[Data items]

#####

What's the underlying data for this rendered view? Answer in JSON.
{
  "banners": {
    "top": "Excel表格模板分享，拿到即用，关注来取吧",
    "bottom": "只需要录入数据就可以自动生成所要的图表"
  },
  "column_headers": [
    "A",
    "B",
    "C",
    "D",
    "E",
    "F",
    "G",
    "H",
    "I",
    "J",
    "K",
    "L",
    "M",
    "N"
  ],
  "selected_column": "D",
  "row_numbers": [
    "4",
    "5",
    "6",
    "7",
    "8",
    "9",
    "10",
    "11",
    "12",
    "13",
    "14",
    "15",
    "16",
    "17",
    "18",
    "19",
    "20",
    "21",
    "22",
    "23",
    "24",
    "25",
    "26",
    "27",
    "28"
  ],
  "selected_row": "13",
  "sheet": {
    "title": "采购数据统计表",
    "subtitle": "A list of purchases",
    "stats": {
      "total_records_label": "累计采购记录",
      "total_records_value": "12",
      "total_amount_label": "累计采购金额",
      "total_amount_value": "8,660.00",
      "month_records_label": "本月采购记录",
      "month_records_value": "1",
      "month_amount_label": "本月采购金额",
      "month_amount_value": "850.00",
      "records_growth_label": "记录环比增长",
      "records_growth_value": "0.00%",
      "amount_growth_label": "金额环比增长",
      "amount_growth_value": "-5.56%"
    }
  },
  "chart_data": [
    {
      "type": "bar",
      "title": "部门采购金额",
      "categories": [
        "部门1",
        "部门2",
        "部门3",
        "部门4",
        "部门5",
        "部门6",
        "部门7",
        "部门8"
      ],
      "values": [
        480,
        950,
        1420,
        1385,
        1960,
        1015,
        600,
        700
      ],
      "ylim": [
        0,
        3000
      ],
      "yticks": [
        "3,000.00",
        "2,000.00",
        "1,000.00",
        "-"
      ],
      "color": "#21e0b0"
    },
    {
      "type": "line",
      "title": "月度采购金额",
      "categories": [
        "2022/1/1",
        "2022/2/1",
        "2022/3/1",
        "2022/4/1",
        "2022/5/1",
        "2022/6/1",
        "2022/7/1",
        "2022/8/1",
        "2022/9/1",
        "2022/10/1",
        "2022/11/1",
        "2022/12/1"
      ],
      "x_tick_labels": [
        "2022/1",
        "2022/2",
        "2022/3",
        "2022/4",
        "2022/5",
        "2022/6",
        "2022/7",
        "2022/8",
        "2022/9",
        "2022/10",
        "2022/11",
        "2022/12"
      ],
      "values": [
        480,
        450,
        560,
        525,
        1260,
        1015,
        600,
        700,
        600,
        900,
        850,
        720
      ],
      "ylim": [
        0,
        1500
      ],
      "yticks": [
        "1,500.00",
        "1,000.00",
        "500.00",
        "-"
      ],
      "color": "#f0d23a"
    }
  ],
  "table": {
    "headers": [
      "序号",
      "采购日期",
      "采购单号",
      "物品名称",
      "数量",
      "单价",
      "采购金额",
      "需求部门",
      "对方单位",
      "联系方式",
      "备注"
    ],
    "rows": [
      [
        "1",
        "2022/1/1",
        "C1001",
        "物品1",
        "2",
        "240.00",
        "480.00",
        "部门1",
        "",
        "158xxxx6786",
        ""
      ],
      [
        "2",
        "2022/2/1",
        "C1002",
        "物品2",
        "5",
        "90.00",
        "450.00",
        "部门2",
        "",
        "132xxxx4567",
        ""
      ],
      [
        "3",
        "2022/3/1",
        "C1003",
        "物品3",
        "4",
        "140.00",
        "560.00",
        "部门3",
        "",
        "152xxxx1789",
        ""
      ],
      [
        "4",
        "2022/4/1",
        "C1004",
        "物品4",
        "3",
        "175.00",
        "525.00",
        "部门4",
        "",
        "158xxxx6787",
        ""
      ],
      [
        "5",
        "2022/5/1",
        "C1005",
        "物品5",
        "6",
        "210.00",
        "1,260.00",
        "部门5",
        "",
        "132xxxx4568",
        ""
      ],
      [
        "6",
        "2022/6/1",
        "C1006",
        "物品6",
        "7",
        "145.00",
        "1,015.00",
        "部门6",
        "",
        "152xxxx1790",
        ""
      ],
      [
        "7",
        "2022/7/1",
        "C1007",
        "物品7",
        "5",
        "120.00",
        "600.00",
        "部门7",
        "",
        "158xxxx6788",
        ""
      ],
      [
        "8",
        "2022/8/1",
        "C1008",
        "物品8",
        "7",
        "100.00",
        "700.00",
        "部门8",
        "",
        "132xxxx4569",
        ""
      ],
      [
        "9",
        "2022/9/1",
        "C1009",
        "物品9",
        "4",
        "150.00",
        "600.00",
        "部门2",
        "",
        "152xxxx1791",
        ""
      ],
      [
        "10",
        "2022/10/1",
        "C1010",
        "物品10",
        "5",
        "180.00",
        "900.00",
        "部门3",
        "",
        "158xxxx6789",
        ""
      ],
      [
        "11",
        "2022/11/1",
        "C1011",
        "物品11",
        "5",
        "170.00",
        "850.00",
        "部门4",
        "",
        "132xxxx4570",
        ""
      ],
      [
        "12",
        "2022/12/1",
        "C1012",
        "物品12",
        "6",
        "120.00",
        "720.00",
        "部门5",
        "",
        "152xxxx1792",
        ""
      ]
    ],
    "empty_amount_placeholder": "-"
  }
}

#####

**EXERCISE PROMPT:** Transcribe all of the entries without altering anything.

**TASK RESPONSE:**
What's the underlying data for this rendered view? Answer in JSON.
{
  "banners": {
    "top": "Excel表格模板分享，拿到即用，关注来取吧",
    "bottom": "只需要录入数据就可以自动生成所要的图表"
  },
  "column_headers": [
    "A",
    "B",
    "C",
    "D",
    "E",
    "F",
    "G",
    "H",
    "I",
    "J",
    "K",
    "L",
    "M",
    "N"
  ],
  "selected_column": "D",
  "row_numbers": [
    "4",
    "5",
    "6",
    "7",
    "8",
    "9",
    "10",
    "11",
    "12",
    "13",
    "14",
    "15",
    "16",
    "17",
    "18",
    "19",
    "20",
    "21",
    "22",
    "23",
    "24",
    "25",
    "26",
    "27",
    "28"
  ],
  "selected_row": "13",
  "sheet": {
    "title": "采购数据统计表",
    "subtitle": "A list of purchases",
    "stats": {
      "total_records_label": "累计采购记录",
      "total_records_value": "12",
      "total_amount_label": "累计采购金额",
      "total_amount_value": "8,660.00",
      "month_records_label": "本月采购记录",
      "month_records_value": "1",
      "month_amount_label": "本月采购金额",
      "month_amount_value": "850.00",
      "records_growth_label": "记录环比增长",
      "records_growth_value": "0.00%",
      "amount_growth_label": "金额环比增长",
      "amount_growth_value": "-5.56%"
    }
  },
  "chart_data": [
    {
      "type": "bar",
      "title": "部门采购金额",
      "categories": [
        "部门1",
        "部门2",
        "部门3",
        "部门4",
        "部门5",
        "部门6",
        "部门7",
        "部门8"
      ],
      "values": [
        480,
        950,
        1420,
        1385,
        1960,
        1015,
        600,
        700
      ],
      "ylim": [
        0,
        3000
      ],
      "yticks": [
        "3,000.00",
        "2,000.00",
        "1,000.00",
        "-"
      ],
      "color": "#21e0b0"
    },
    {
      "type": "line",
      "title": "月度采购金额",
      "categories": [
        "2022/1/1",
        "2022/2/1",
        "2022/3/1",
        "2022/4/1",
        "2022/5/1",
        "2022/6/1",
        "2022/7/1",
        "2022/8/1",
        "2022/9/1",
        "2022/10/1",
        "2022/11/1",
        "2022/12/1"
      ],
      "x_tick_labels": [
        "2022/1",
        "2022/2",
        "2022/3",
        "2022/4",
        "2022/5",
        "2022/6",
        "2022/7",
        "2022/8",
        "2022/9",
        "2022/10",
        "2022/11",
        "2022/12"
      ],
      "values": [
        480,
        450,
        560,
        525,
        1260,
        1015,
        600,
        700,
        600,
        900,
        850,
        720
      ],
      "ylim": [
        0,
        1500
      ],
      "yticks": [
        "1,500.00",
        "1,000.00",
        "500.00",
        "-"
      ],
      "color": "#f0d23a"
    }
  ],
  "table": {
    "headers": [
      "序号",
      "采购日期",
      "采购单号",
      "物品名称",
      "数量",
      "单价",
      "采购金额",
      "需求部门",
      "对方单位",
      "联系方式",
      "备注"
    ],
    "rows": [
      [
        "1",
        "2022/1/1",
        "C1001",
        "物品1",
        "2",
        "240.00",
        "480.00",
        "部门1",
        "",
        "158xxxx6786",
        ""
      ],
      [
        "2",
        "2022/2/1",
        "C1002",
        "物品2",
        "5",
        "90.00",
        "450.00",
        "部门2",
        "",
        "132xxxx4567",
        ""
      ],
      [
        "3",
        "2022/3/1",
        "C1003",
        "物品3",
        "4",
        "140.00",
        "560.00",
        "部门3",
        "",
        "152xxxx1789",
        ""
      ],
      [
        "4",
        "2022/4/1",
        "C1004",
        "物品4",
        "3",
        "175.00",
        "525.00",
        "部门4",
        "",
        "158xxxx6787",
        ""
      ],
      [
        "5",
        "2022/5/1",
        "C1005",
        "物品5",
        "6",
        "210.00",
        "1,260.00",
        "部门5",
        "",
        "132xxxx4568",
        ""
      ],
      [
        "6",
        "2022/6/1",
        "C1006",
        "物品6",
        "7",
        "145.00",
        "1,015.00",
        "部门6",
        "",
        "152xxxx1790",
        ""
      ],
      [
        "7",
        "2022/7/1",
        "C1007",
        "物品7",
        "5",
        "120.00",
        "600.00",
        "部门7",
        "",
        "158xxxx6788",
        ""
      ],
      [
        "8",
        "2022/8/1",
        "C1008",
        "物品8",
        "7",
        "100.00",
        "700.00",
        "部门8",
        "",
        "132xxxx4569",
        ""
      ],
      [
        "9",
        "2022/9/1",
        "C1009",
        "物品9",
        "4",
        "150.00",
        "600.00",
        "部门2",
        "",
        "152xxxx1791",
        ""
      ],
      [
        "10",
        "2022/10/1",
        "C1010",
        "物品10",
        "5",
        "180.00",
        "900.00",
        "部门3",
        "",
        "158xxxx6789",
        ""
      ],
      [
        "11",
        "2022/11/1",
        "C1011",
        "物品11",
        "5",
        "170.00",
        "850.00",
        "部门4",
        "",
        "132xxxx4570",
        ""
      ],
      [
        "12",
        "2022/12/1",
        "C1012",
        "物品12",
        "6",
        "120.00",
        "720.00",
        "部门5",
        "",
        "152xxxx1792",
        ""
      ]
    ],
    "empty_amount_placeholder": "-"
  }
}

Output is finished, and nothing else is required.